**Do this:** Only the lines from the one bearing "Transcribe the text in this document." to the final line should be transcribed, exactly and with both ends included. Pictures are to be left out.
****************
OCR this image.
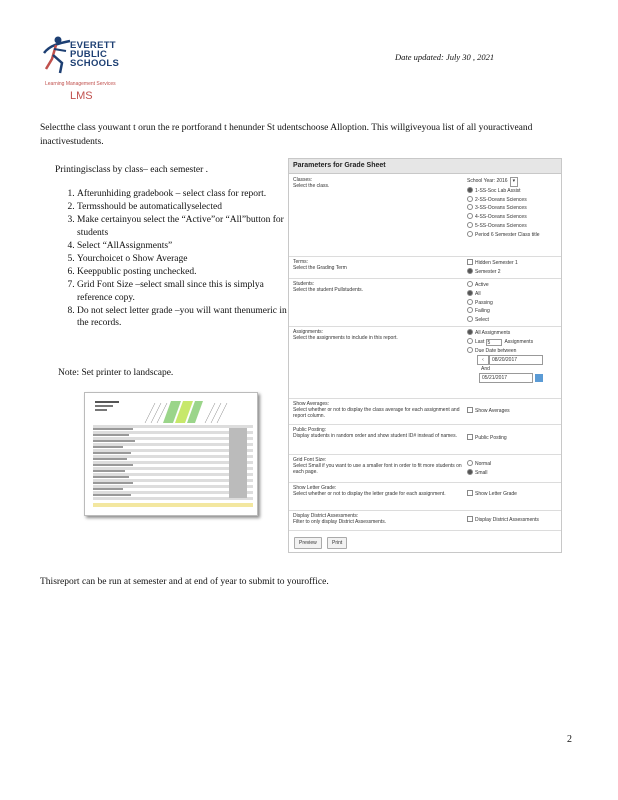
EVERETT
PUBLIC
SCHOOLS
Learning Management Services
LMS
Date updated: July 30 , 2021
Selectthe class youwant t orun the re portforand t henunder St udentschoose Alloption. This willgiveyoua list of all youractiveand inactivestudents.
Printingisclass by class– each semester .
1. Afterunhiding gradebook – select class for report.
2. Termsshould be automaticallyselected
3. Make certainyou select the “Active”or “All”button for students
4. Select “AllAssignments”
5. Yourchoicet o Show Average
6. Keeppublic posting unchecked.
7. Grid Font Size –select small since this is simplya reference copy.
8. Do not select letter grade –you will want thenumeric in the records.
Note: Set printer to landscape.
Parameters for Grade Sheet
Classes:
Select the class.
School Year: 2016 ▾
1-SS-Soc Lab Assist
2-SS-Oceans Sciences
3-SS-Oceans Sciences
4-SS-Oceans Sciences
5-SS-Oceans Sciences
Period 6 Semester Class title
Terms:
Select the Grading Term
Hidden Semester 1
Semester 2
Students:
Select the student Pullstudents.
Active
All
Passing
Failing
Select
Assignments:
Select the assignments to include in this report.
All Assignments
Last 5	Assignments
Due Date between
‹ 08/20/2017
And
05/21/2017
Show Averages:
Select whether or not to display the class average for each assignment and report column.
Show Averages
Public Posting:
Display students in random order and show student ID# instead of names.	Public Posting
Grid Font Size:
Select Small if you want to use a smaller font in order to fit more students on each page.
Normal
Small
Show Letter Grade:
Select whether or not to display the letter grade for each assignment.	Show Letter Grade
Display District Assessments:
Filter to only display District Assessments.	Display District Assessments
Preview	Print
Thisreport can be run at semester and at end of year to submit to youroffice.
2
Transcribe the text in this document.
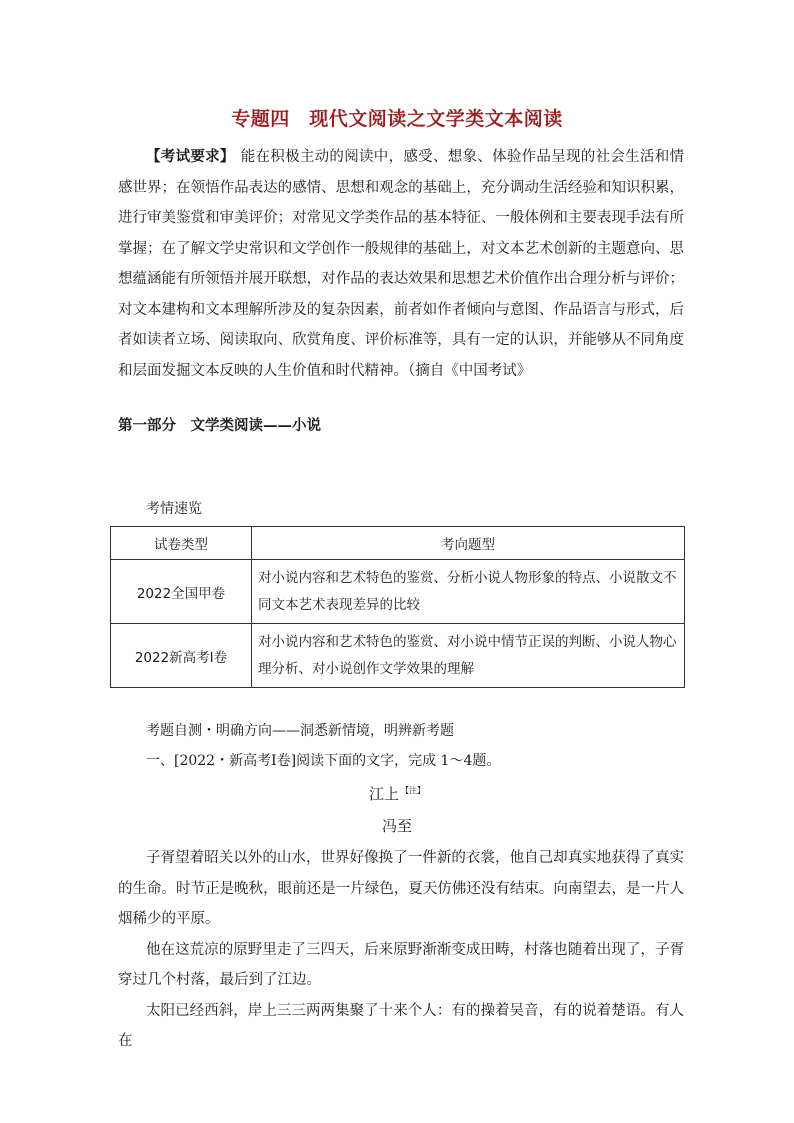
专题四　现代文阅读之文学类文本阅读
【考试要求】 能在积极主动的阅读中，感受、想象、体验作品呈现的社会生活和情感世界；在领悟作品表达的感情、思想和观念的基础上，充分调动生活经验和知识积累，进行审美鉴赏和审美评价；对常见文学类作品的基本特征、一般体例和主要表现手法有所掌握；在了解文学史常识和文学创作一般规律的基础上，对文本艺术创新的主题意向、思想蕴涵能有所领悟并展开联想，对作品的表达效果和思想艺术价值作出合理分析与评价；对文本建构和文本理解所涉及的复杂因素，前者如作者倾向与意图、作品语言与形式，后者如读者立场、阅读取向、欣赏角度、评价标准等，具有一定的认识，并能够从不同角度和层面发掘文本反映的人生价值和时代精神。（摘自《中国考试》
第一部分　文学类阅读——小说
考情速览
试卷类型	考向题型
2022全国甲卷	对小说内容和艺术特色的鉴赏、分析小说人物形象的特点、小说散文不同文本艺术表现差异的比较
2022新高考Ⅰ卷	对小说内容和艺术特色的鉴赏、对小说中情节正误的判断、小说人物心理分析、对小说创作文学效果的理解
考题自测・明确方向——洞悉新情境，明辨新考题
一、[2022・新高考Ⅰ卷]阅读下面的文字，完成 1～4题。
江上 $^{【注】}$
冯至

子胥望着昭关以外的山水，世界好像换了一件新的衣裳，他自己却真实地获得了真实的生命。时节正是晚秋，眼前还是一片绿色，夏天仿佛还没有结束。向南望去，是一片人烟稀少的平原。

他在这荒凉的原野里走了三四天，后来原野渐渐变成田畴，村落也随着出现了，子胥穿过几个村落，最后到了江边。

太阳已经西斜，岸上三三两两集聚了十来个人：有的操着吴音，有的说着楚语。有人在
****************
**Answer:**
Transcribe the text in this document.
专题四　现代文阅读之文学类文本阅读
【考试要求】 能在积极主动的阅读中，感受、想象、体验作品呈现的社会生活和情感世界；在领悟作品表达的感情、思想和观念的基础上，充分调动生活经验和知识积累，进行审美鉴赏和审美评价；对常见文学类作品的基本特征、一般体例和主要表现手法有所掌握；在了解文学史常识和文学创作一般规律的基础上，对文本艺术创新的主题意向、思想蕴涵能有所领悟并展开联想，对作品的表达效果和思想艺术价值作出合理分析与评价；对文本建构和文本理解所涉及的复杂因素，前者如作者倾向与意图、作品语言与形式，后者如读者立场、阅读取向、欣赏角度、评价标准等，具有一定的认识，并能够从不同角度和层面发掘文本反映的人生价值和时代精神。（摘自《中国考试》
第一部分　文学类阅读——小说
考情速览
试卷类型	考向题型
2022全国甲卷	对小说内容和艺术特色的鉴赏、分析小说人物形象的特点、小说散文不同文本艺术表现差异的比较
2022新高考Ⅰ卷	对小说内容和艺术特色的鉴赏、对小说中情节正误的判断、小说人物心理分析、对小说创作文学效果的理解
考题自测・明确方向——洞悉新情境，明辨新考题
一、[2022・新高考Ⅰ卷]阅读下面的文字，完成 1～4题。
江上 $^{【注】}$
冯至

子胥望着昭关以外的山水，世界好像换了一件新的衣裳，他自己却真实地获得了真实的生命。时节正是晚秋，眼前还是一片绿色，夏天仿佛还没有结束。向南望去，是一片人烟稀少的平原。

他在这荒凉的原野里走了三四天，后来原野渐渐变成田畴，村落也随着出现了，子胥穿过几个村落，最后到了江边。

太阳已经西斜，岸上三三两两集聚了十来个人：有的操着吴音，有的说着楚语。有人在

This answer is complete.